- **RECORD SET**
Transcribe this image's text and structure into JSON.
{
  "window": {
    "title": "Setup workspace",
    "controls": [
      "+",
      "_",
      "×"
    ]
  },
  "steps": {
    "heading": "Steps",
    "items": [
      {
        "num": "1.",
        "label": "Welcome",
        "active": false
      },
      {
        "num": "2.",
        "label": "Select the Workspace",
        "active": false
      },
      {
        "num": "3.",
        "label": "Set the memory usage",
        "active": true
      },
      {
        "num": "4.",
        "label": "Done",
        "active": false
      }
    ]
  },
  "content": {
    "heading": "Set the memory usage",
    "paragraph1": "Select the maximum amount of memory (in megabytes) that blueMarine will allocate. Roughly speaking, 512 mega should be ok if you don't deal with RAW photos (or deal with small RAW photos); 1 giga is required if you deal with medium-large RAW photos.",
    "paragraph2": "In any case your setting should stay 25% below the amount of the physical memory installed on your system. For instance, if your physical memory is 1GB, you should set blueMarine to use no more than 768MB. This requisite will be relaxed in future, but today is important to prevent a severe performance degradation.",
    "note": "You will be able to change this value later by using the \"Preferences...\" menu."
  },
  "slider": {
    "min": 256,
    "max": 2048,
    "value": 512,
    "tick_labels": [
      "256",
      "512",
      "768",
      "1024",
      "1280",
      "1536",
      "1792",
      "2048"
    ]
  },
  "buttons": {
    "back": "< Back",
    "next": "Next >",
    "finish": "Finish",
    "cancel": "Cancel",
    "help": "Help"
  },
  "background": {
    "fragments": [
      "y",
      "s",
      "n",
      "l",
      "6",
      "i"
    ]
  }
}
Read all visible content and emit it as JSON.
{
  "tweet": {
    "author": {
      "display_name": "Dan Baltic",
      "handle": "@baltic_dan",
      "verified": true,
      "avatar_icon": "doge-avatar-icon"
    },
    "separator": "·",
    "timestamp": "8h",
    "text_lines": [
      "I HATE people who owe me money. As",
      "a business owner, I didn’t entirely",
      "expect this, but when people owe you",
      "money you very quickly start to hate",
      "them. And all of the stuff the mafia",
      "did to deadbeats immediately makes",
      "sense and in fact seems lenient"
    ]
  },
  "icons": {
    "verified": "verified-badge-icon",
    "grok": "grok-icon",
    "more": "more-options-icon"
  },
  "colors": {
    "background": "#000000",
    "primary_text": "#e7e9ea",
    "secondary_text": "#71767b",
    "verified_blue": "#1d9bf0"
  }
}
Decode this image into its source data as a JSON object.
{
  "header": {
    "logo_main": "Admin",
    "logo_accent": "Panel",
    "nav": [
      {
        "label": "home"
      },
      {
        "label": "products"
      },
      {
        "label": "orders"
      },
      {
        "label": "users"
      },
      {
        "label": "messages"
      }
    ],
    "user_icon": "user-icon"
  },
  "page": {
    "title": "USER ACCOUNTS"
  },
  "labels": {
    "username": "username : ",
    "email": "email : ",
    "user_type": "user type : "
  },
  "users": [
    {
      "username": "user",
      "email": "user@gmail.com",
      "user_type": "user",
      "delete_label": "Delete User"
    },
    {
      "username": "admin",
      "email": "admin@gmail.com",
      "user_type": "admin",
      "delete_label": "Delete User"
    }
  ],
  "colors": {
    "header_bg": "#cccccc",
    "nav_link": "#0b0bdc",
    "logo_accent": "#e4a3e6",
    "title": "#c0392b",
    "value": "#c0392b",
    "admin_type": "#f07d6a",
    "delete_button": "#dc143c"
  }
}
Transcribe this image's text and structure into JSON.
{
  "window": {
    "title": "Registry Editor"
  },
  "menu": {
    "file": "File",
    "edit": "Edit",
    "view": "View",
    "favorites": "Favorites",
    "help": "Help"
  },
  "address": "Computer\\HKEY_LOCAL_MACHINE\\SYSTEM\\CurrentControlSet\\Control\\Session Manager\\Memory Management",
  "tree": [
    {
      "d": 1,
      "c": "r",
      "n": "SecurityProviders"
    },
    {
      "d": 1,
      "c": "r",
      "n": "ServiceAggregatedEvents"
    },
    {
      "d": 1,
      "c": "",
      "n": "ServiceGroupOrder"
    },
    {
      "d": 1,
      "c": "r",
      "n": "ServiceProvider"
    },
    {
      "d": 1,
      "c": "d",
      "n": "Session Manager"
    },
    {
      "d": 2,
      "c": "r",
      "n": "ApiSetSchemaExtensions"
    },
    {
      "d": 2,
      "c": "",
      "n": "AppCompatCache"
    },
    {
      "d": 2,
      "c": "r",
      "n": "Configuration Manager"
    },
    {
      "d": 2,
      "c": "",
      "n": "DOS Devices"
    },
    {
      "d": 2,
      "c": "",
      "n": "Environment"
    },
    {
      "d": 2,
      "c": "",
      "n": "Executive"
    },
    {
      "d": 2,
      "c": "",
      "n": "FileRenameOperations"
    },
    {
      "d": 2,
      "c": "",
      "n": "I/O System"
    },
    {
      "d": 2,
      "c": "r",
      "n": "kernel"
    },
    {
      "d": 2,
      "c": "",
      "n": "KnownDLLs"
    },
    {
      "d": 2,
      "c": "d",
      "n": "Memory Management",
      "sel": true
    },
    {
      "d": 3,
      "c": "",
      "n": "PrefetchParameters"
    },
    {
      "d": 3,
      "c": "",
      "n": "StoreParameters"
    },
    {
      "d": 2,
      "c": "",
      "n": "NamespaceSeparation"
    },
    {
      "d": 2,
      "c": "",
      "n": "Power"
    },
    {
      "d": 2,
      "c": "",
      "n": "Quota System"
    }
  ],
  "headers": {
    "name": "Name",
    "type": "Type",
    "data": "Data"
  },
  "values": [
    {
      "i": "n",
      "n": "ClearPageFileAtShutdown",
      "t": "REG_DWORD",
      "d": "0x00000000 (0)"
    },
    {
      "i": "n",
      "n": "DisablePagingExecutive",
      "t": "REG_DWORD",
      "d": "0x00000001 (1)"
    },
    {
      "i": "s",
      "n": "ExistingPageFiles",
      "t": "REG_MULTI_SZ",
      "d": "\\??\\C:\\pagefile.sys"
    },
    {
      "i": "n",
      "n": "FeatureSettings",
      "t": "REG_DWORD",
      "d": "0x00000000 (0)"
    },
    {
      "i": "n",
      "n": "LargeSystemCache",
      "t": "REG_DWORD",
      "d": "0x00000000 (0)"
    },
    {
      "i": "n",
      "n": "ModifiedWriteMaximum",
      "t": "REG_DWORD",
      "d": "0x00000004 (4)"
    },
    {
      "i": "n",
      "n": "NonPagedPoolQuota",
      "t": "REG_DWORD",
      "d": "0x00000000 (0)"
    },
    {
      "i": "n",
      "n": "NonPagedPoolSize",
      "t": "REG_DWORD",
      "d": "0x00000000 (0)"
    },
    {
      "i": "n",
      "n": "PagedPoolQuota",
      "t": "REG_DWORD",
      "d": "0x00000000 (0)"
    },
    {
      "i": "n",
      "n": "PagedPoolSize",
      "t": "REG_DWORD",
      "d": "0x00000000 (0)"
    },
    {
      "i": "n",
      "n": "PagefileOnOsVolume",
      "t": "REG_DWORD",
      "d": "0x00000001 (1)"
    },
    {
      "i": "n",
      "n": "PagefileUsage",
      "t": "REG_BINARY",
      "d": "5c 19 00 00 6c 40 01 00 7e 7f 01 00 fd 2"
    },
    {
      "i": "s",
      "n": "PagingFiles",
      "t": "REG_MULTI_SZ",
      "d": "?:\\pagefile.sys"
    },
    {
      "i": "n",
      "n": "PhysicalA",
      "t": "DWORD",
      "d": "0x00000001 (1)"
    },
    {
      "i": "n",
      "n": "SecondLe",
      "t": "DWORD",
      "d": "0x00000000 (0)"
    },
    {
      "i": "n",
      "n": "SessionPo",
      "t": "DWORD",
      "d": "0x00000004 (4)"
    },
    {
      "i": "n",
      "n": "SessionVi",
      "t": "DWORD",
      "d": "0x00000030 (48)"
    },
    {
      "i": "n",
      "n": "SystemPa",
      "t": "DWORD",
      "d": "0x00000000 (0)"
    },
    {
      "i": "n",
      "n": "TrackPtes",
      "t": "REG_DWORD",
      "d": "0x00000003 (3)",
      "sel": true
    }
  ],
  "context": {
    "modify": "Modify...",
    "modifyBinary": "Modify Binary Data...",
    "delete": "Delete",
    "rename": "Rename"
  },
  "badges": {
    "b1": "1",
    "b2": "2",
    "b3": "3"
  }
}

- **EXERCISE DESCRIPTION**
Sift the material for lines with the string "Modify". Copy each one found.

- **SOLUTION TO THIS TASK**
    "modify": "Modify...",
    "modifyBinary": "Modify Binary Data...",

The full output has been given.